| DIRECTIVE |
Pick out each line in these entries that contains the string "name".

| RECORDED INFORMATION |
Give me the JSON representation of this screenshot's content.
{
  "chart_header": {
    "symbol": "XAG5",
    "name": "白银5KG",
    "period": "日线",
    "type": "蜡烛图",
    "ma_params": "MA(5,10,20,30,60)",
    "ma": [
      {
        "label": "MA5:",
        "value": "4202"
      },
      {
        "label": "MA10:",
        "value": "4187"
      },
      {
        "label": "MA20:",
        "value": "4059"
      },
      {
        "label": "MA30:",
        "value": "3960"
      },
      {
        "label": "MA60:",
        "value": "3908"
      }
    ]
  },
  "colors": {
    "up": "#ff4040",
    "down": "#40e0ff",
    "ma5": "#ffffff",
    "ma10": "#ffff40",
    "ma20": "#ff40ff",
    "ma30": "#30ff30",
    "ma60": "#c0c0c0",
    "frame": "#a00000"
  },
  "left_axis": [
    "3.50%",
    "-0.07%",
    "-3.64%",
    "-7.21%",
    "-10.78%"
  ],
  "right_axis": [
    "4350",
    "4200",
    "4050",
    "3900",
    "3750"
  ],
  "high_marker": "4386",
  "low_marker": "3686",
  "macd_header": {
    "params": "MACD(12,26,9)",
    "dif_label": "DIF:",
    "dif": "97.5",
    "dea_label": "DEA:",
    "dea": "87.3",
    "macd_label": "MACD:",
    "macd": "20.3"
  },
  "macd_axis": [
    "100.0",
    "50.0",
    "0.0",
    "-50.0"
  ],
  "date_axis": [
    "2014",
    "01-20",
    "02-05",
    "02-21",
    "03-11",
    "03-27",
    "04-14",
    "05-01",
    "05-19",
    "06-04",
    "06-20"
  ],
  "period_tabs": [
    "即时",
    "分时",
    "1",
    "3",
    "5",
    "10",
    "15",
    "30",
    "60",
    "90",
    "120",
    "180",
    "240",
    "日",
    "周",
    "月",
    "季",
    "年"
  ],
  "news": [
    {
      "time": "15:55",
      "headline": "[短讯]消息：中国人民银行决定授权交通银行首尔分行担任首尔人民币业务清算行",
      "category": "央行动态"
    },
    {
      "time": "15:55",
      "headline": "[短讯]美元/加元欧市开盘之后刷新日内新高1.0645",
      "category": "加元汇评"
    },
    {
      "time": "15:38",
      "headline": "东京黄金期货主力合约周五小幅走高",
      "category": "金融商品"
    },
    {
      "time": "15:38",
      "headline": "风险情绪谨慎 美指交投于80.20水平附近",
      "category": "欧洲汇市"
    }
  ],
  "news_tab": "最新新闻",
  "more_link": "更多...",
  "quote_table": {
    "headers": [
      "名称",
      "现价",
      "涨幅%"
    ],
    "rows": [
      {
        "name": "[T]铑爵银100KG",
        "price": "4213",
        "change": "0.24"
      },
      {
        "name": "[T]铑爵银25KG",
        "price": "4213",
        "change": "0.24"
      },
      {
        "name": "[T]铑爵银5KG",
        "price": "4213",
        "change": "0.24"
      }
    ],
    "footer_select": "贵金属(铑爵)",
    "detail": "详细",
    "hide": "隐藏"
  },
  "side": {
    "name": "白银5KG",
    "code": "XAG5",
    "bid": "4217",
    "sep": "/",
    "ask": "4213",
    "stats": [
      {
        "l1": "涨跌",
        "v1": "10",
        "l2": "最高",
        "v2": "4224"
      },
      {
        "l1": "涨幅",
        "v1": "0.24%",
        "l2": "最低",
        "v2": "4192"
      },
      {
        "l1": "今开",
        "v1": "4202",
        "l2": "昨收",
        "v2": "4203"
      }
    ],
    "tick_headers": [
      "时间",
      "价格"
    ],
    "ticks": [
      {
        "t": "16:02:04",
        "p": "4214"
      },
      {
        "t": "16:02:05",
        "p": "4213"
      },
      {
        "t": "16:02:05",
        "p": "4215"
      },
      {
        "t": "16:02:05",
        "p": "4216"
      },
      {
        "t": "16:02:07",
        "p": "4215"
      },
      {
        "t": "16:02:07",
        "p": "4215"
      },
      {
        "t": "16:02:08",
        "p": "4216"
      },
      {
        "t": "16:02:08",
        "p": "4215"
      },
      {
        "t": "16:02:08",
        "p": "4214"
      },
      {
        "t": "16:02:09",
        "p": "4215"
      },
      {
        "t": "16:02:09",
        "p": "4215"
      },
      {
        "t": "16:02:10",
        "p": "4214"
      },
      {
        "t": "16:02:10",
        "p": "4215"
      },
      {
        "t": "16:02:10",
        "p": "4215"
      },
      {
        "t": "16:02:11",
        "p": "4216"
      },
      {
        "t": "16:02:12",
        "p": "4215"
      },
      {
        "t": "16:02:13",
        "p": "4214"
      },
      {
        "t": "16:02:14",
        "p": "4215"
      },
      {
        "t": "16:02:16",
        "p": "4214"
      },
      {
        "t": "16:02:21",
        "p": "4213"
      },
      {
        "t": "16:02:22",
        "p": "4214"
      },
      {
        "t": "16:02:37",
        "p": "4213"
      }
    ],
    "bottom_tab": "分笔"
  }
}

| THE OUTPUT |
    "name": "白银5KG",
        "name": "[T]铑爵银100KG",
        "name": "[T]铑爵银25KG",
        "name": "[T]铑爵银5KG",
    "name": "白银5KG",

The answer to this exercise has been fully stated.